* BEGIN *

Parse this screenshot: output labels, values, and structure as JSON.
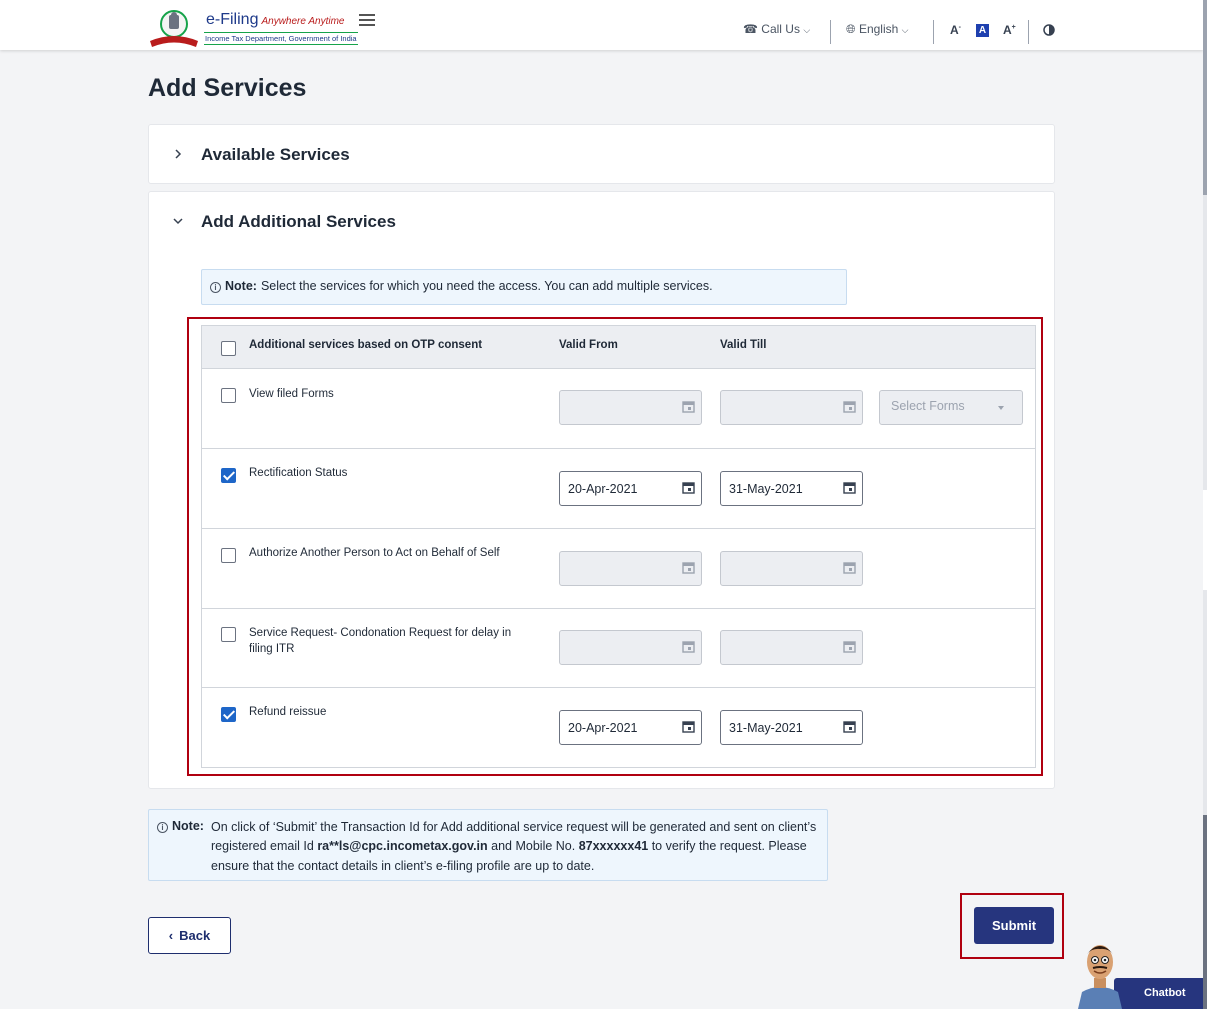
{
  "header": {
    "logo_title": "e-Filing",
    "logo_tagline": "Anywhere Anytime",
    "logo_subtitle": "Income Tax Department, Government of India",
    "call_us": "Call Us",
    "language": "English",
    "font_decrease": "A",
    "font_default": "A",
    "font_increase": "A"
  },
  "page_title": "Add Services",
  "available_services": {
    "label": "Available Services"
  },
  "additional_services": {
    "label": "Add Additional Services",
    "note_label": "Note:",
    "note_text": "Select the services for which you need the access. You can add multiple services.",
    "table": {
      "col_service": "Additional services based on OTP consent",
      "col_valid_from": "Valid From",
      "col_valid_till": "Valid Till",
      "rows": [
        {
          "service": "View filed Forms",
          "checked": false,
          "valid_from": "",
          "valid_till": "",
          "select_placeholder": "Select Forms"
        },
        {
          "service": "Rectification Status",
          "checked": true,
          "valid_from": "20-Apr-2021",
          "valid_till": "31-May-2021"
        },
        {
          "service": "Authorize Another Person to Act on Behalf of Self",
          "checked": false,
          "valid_from": "",
          "valid_till": ""
        },
        {
          "service": "Service Request- Condonation Request for delay in filing ITR",
          "checked": false,
          "valid_from": "",
          "valid_till": ""
        },
        {
          "service": "Refund reissue",
          "checked": true,
          "valid_from": "20-Apr-2021",
          "valid_till": "31-May-2021"
        }
      ]
    }
  },
  "bottom_note": {
    "label": "Note:",
    "text_1": "On click of ‘Submit’ the Transaction Id for Add additional service request will be generated and sent on client’s registered email Id ",
    "email": "ra**ls@cpc.incometax.gov.in",
    "text_2": " and Mobile No. ",
    "mobile": "87xxxxxx41",
    "text_3": " to verify the request. Please ensure that the contact details in client’s e-filing profile are up to date."
  },
  "buttons": {
    "back": "Back",
    "submit": "Submit"
  },
  "chatbot": {
    "label": "Chatbot"
  },
  "colors": {
    "primary": "#26357e",
    "highlight": "#b00010",
    "checkbox": "#1e66c8",
    "note_bg": "#eef6fd"
  }
}
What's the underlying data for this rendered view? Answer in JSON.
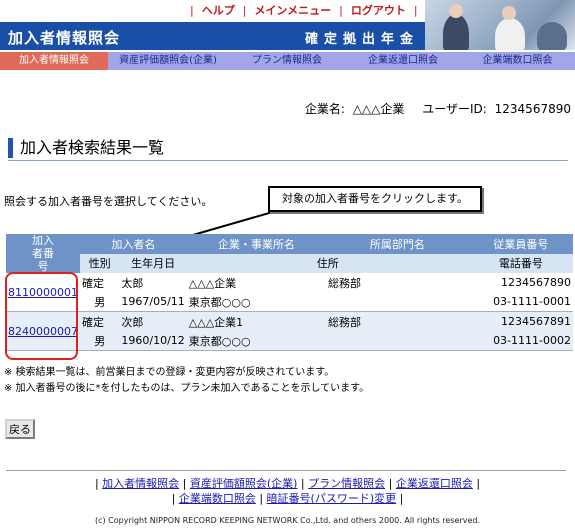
{
  "header": {
    "top_nav": [
      "ヘルプ",
      "メインメニュー",
      "ログアウト"
    ],
    "title": "加入者情報照会",
    "subtitle": "確定拠出年金"
  },
  "tabs": [
    {
      "label": "加入者情報照会",
      "active": true
    },
    {
      "label": "資産評価額照会(企業)",
      "active": false
    },
    {
      "label": "プラン情報照会",
      "active": false
    },
    {
      "label": "企業返還口照会",
      "active": false
    },
    {
      "label": "企業端数口照会",
      "active": false
    }
  ],
  "user_line": {
    "company_label": "企業名:",
    "company": "△△△企業",
    "user_label": "ユーザーID:",
    "user_id": "1234567890"
  },
  "page_title": "加入者検索結果一覧",
  "instruction": "照会する加入者番号を選択してください。",
  "callout": "対象の加入者番号をクリックします。",
  "table": {
    "headers_row1": [
      "加入者番号",
      "加入者名",
      "企業・事業所名",
      "所属部門名",
      "従業員番号"
    ],
    "headers_row2": [
      "性別",
      "生年月日",
      "住所",
      "電話番号"
    ],
    "rows": [
      {
        "id": "8110000001",
        "status": "確定",
        "name": "太郎",
        "company": "△△△企業",
        "dept": "総務部",
        "emp_no": "1234567890",
        "gender": "男",
        "birth": "1967/05/11",
        "address": "東京都○○○",
        "phone": "03-1111-0001"
      },
      {
        "id": "8240000007",
        "status": "確定",
        "name": "次郎",
        "company": "△△△企業1",
        "dept": "総務部",
        "emp_no": "1234567891",
        "gender": "男",
        "birth": "1960/10/12",
        "address": "東京都○○○",
        "phone": "03-1111-0002"
      }
    ]
  },
  "notes": [
    "※ 検索結果一覧は、前営業日までの登録・変更内容が反映されています。",
    "※ 加入者番号の後に*を付したものは、プラン未加入であることを示しています。"
  ],
  "back_label": "戻る",
  "footer": {
    "links_line1": [
      "加入者情報照会",
      "資産評価額照会(企業)",
      "プラン情報照会",
      "企業返還口照会"
    ],
    "links_line2": [
      "企業端数口照会",
      "暗証番号(パスワード)変更"
    ],
    "copyright": "(c) Copyright NIPPON RECORD KEEPING NETWORK Co.,Ltd. and others 2000. All rights reserved."
  }
}
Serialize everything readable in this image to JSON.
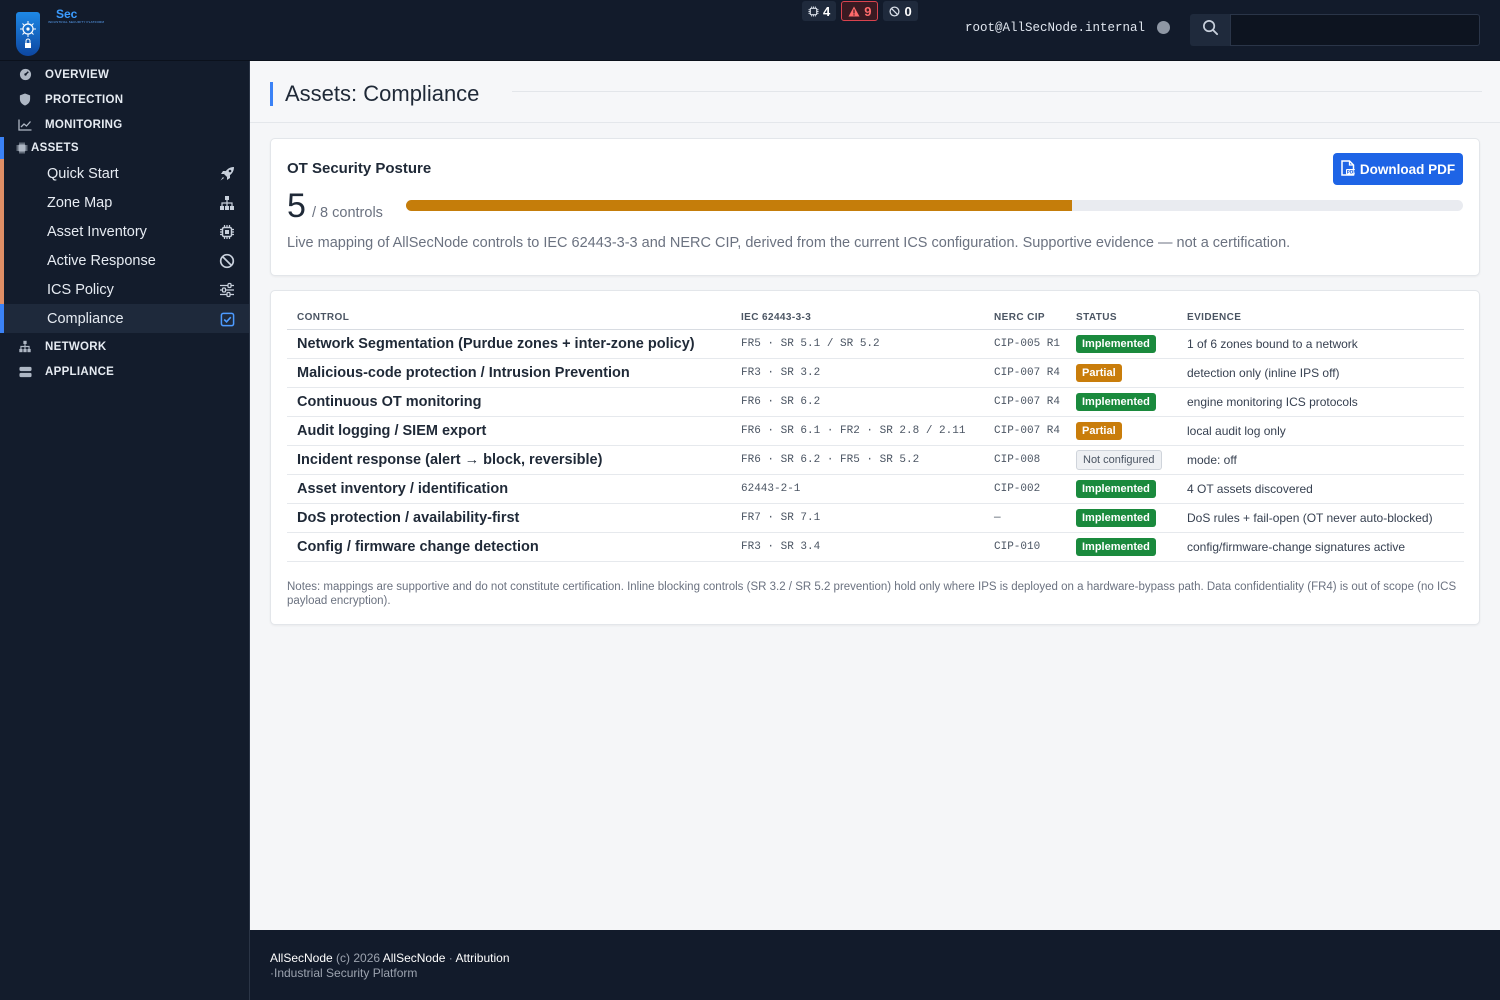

* END *

Search the lines for the string "Select" and copy every line that has it.

Result -
    "note_text": "Select the services for which you need the access. You can add multiple services.",
          "select_placeholder": "Select Forms"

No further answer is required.